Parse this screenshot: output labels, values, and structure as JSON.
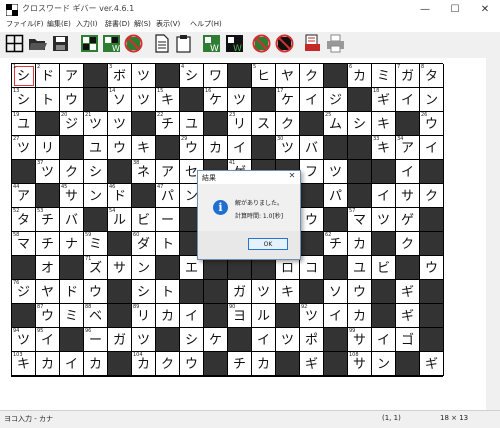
{
  "window": {
    "title": "クロスワード ギバー ver.4.6.1",
    "min_glyph": "—",
    "max_glyph": "☐",
    "close_glyph": "✕"
  },
  "menu": [
    "ファイル(F)",
    "編集(E)",
    "入力(I)",
    "辞書(D)",
    "解(S)",
    "表示(V)",
    "ヘルプ(H)"
  ],
  "toolbar_icons": [
    "new-grid-icon",
    "open-folder-icon",
    "save-icon",
    "pattern-icon",
    "pattern-w-icon",
    "no-pattern-icon",
    "document-icon",
    "clipboard-icon",
    "solve-w-icon",
    "solve-icon",
    "solve-no-icon",
    "solve-no-bold-icon",
    "print-preview-icon",
    "print-icon"
  ],
  "grid": {
    "cols": 18,
    "rows": 13,
    "cells": [
      [
        "1|シ",
        "2|ド",
        "|ア",
        "#",
        "3|ボ",
        "|ツ",
        "#",
        "4|シ",
        "|ワ",
        "#",
        "5|ヒ",
        "|ヤ",
        "|ク",
        "#",
        "6|カ",
        "|ミ",
        "7|ガ",
        "8|タ"
      ],
      [
        "13|シ",
        "|ト",
        "|ウ",
        "#",
        "14|ソ",
        "|ツ",
        "15|キ",
        "#",
        "16|ケ",
        "|ツ",
        "#",
        "17|ケ",
        "|イ",
        "|ジ",
        "#",
        "18|ギ",
        "|イ",
        "|ン"
      ],
      [
        "19|ユ",
        "#",
        "20|ジ",
        "21|ツ",
        "|ツ",
        "#",
        "22|チ",
        "|ユ",
        "#",
        "23|リ",
        "|ス",
        "|ク",
        "#",
        "25|ム",
        "|シ",
        "|キ",
        "#",
        "26|ウ"
      ],
      [
        "27|ツ",
        "|リ",
        "#",
        "|ユ",
        "|ウ",
        "|キ",
        "#",
        "29|ウ",
        "|カ",
        "|イ",
        "#",
        "30|ツ",
        "|バ",
        "#",
        "#",
        "33|キ",
        "34|ア",
        "|イ"
      ],
      [
        "#",
        "37|ツ",
        "|ク",
        "|シ",
        "#",
        "38|ネ",
        "|ア",
        "|セ",
        "#",
        "41|ゲ",
        "#",
        "#",
        "|フ",
        "|ツ",
        "#",
        "#",
        "|イ",
        "#"
      ],
      [
        "44|ア",
        "#",
        "45|サ",
        "|ン",
        "46|ド",
        "#",
        "47|パ",
        "|ン",
        "#",
        "#",
        "#",
        "#",
        "#",
        "|パ",
        "#",
        "|イ",
        "|サ",
        "|ク"
      ],
      [
        "52|タ",
        "53|チ",
        "|バ",
        "#",
        "54|ル",
        "|ビ",
        "|ー",
        "#",
        "#",
        "#",
        "#",
        "#",
        "|ウ",
        "#",
        "57|マ",
        "|ツ",
        "|ゲ",
        "#"
      ],
      [
        "58|マ",
        "|チ",
        "|ナ",
        "59|ミ",
        "#",
        "60|ダ",
        "|ト",
        "#",
        "#",
        "#",
        "#",
        "#",
        "#",
        "62|チ",
        "|カ",
        "#",
        "|ク",
        "#"
      ],
      [
        "#",
        "|オ",
        "#",
        "71|ズ",
        "|サ",
        "|ン",
        "#",
        "|エ",
        "#",
        "#",
        "#",
        "|ロ",
        "|コ",
        "#",
        "|ユ",
        "|ビ",
        "#",
        "|ウ"
      ],
      [
        "76|ジ",
        "|ヤ",
        "|ド",
        "|ウ",
        "#",
        "|シ",
        "|ト",
        "#",
        "#",
        "|ガ",
        "|ツ",
        "|キ",
        "#",
        "|ソ",
        "|ウ",
        "#",
        "|ギ",
        "#"
      ],
      [
        "#",
        "87|ウ",
        "|ミ",
        "88|ベ",
        "#",
        "89|リ",
        "|カ",
        "|イ",
        "#",
        "90|ヨ",
        "|ル",
        "#",
        "92|ツ",
        "|イ",
        "|カ",
        "#",
        "|ギ",
        "#"
      ],
      [
        "94|ツ",
        "95|イ",
        "#",
        "96|ー",
        "|ガ",
        "|ツ",
        "#",
        "|シ",
        "|ケ",
        "#",
        "|イ",
        "|ツ",
        "|ポ",
        "#",
        "99|サ",
        "|イ",
        "|ゴ",
        "#"
      ],
      [
        "103|キ",
        "|カ",
        "|イ",
        "|カ",
        "#",
        "104|カ",
        "|ク",
        "|ウ",
        "#",
        "|チ",
        "|カ",
        "#",
        "|ギ",
        "#",
        "108|サ",
        "|ン",
        "#",
        "|ギ"
      ]
    ]
  },
  "dialog": {
    "title": "結果",
    "close": "✕",
    "info_icon": "i",
    "message": "解がありました。",
    "time_label": "計算時間: 1.0[秒]",
    "ok_label": "OK"
  },
  "status": {
    "mode": "ヨコ入力 - カナ",
    "cursor": "(1, 1)",
    "size": "18 × 13"
  }
}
====================
Written instruction: Omit the pictures, then quote the rest of the material above exactly.

The solution:
Parse this screenshot: output labels, values, and structure as JSON.
{
  "window": {
    "title": "クロスワード ギバー ver.4.6.1",
    "min_glyph": "—",
    "max_glyph": "☐",
    "close_glyph": "✕"
  },
  "menu": [
    "ファイル(F)",
    "編集(E)",
    "入力(I)",
    "辞書(D)",
    "解(S)",
    "表示(V)",
    "ヘルプ(H)"
  ],
  "toolbar_icons": [
    "new-grid-icon",
    "open-folder-icon",
    "save-icon",
    "pattern-icon",
    "pattern-w-icon",
    "no-pattern-icon",
    "document-icon",
    "clipboard-icon",
    "solve-w-icon",
    "solve-icon",
    "solve-no-icon",
    "solve-no-bold-icon",
    "print-preview-icon",
    "print-icon"
  ],
  "grid": {
    "cols": 18,
    "rows": 13,
    "cells": [
      [
        "1|シ",
        "2|ド",
        "|ア",
        "#",
        "3|ボ",
        "|ツ",
        "#",
        "4|シ",
        "|ワ",
        "#",
        "5|ヒ",
        "|ヤ",
        "|ク",
        "#",
        "6|カ",
        "|ミ",
        "7|ガ",
        "8|タ"
      ],
      [
        "13|シ",
        "|ト",
        "|ウ",
        "#",
        "14|ソ",
        "|ツ",
        "15|キ",
        "#",
        "16|ケ",
        "|ツ",
        "#",
        "17|ケ",
        "|イ",
        "|ジ",
        "#",
        "18|ギ",
        "|イ",
        "|ン"
      ],
      [
        "19|ユ",
        "#",
        "20|ジ",
        "21|ツ",
        "|ツ",
        "#",
        "22|チ",
        "|ユ",
        "#",
        "23|リ",
        "|ス",
        "|ク",
        "#",
        "25|ム",
        "|シ",
        "|キ",
        "#",
        "26|ウ"
      ],
      [
        "27|ツ",
        "|リ",
        "#",
        "|ユ",
        "|ウ",
        "|キ",
        "#",
        "29|ウ",
        "|カ",
        "|イ",
        "#",
        "30|ツ",
        "|バ",
        "#",
        "#",
        "33|キ",
        "34|ア",
        "|イ"
      ],
      [
        "#",
        "37|ツ",
        "|ク",
        "|シ",
        "#",
        "38|ネ",
        "|ア",
        "|セ",
        "#",
        "41|ゲ",
        "#",
        "#",
        "|フ",
        "|ツ",
        "#",
        "#",
        "|イ",
        "#"
      ],
      [
        "44|ア",
        "#",
        "45|サ",
        "|ン",
        "46|ド",
        "#",
        "47|パ",
        "|ン",
        "#",
        "#",
        "#",
        "#",
        "#",
        "|パ",
        "#",
        "|イ",
        "|サ",
        "|ク"
      ],
      [
        "52|タ",
        "53|チ",
        "|バ",
        "#",
        "54|ル",
        "|ビ",
        "|ー",
        "#",
        "#",
        "#",
        "#",
        "#",
        "|ウ",
        "#",
        "57|マ",
        "|ツ",
        "|ゲ",
        "#"
      ],
      [
        "58|マ",
        "|チ",
        "|ナ",
        "59|ミ",
        "#",
        "60|ダ",
        "|ト",
        "#",
        "#",
        "#",
        "#",
        "#",
        "#",
        "62|チ",
        "|カ",
        "#",
        "|ク",
        "#"
      ],
      [
        "#",
        "|オ",
        "#",
        "71|ズ",
        "|サ",
        "|ン",
        "#",
        "|エ",
        "#",
        "#",
        "#",
        "|ロ",
        "|コ",
        "#",
        "|ユ",
        "|ビ",
        "#",
        "|ウ"
      ],
      [
        "76|ジ",
        "|ヤ",
        "|ド",
        "|ウ",
        "#",
        "|シ",
        "|ト",
        "#",
        "#",
        "|ガ",
        "|ツ",
        "|キ",
        "#",
        "|ソ",
        "|ウ",
        "#",
        "|ギ",
        "#"
      ],
      [
        "#",
        "87|ウ",
        "|ミ",
        "88|ベ",
        "#",
        "89|リ",
        "|カ",
        "|イ",
        "#",
        "90|ヨ",
        "|ル",
        "#",
        "92|ツ",
        "|イ",
        "|カ",
        "#",
        "|ギ",
        "#"
      ],
      [
        "94|ツ",
        "95|イ",
        "#",
        "96|ー",
        "|ガ",
        "|ツ",
        "#",
        "|シ",
        "|ケ",
        "#",
        "|イ",
        "|ツ",
        "|ポ",
        "#",
        "99|サ",
        "|イ",
        "|ゴ",
        "#"
      ],
      [
        "103|キ",
        "|カ",
        "|イ",
        "|カ",
        "#",
        "104|カ",
        "|ク",
        "|ウ",
        "#",
        "|チ",
        "|カ",
        "#",
        "|ギ",
        "#",
        "108|サ",
        "|ン",
        "#",
        "|ギ"
      ]
    ]
  },
  "dialog": {
    "title": "結果",
    "close": "✕",
    "info_icon": "i",
    "message": "解がありました。",
    "time_label": "計算時間: 1.0[秒]",
    "ok_label": "OK"
  },
  "status": {
    "mode": "ヨコ入力 - カナ",
    "cursor": "(1, 1)",
    "size": "18 × 13"
  }
}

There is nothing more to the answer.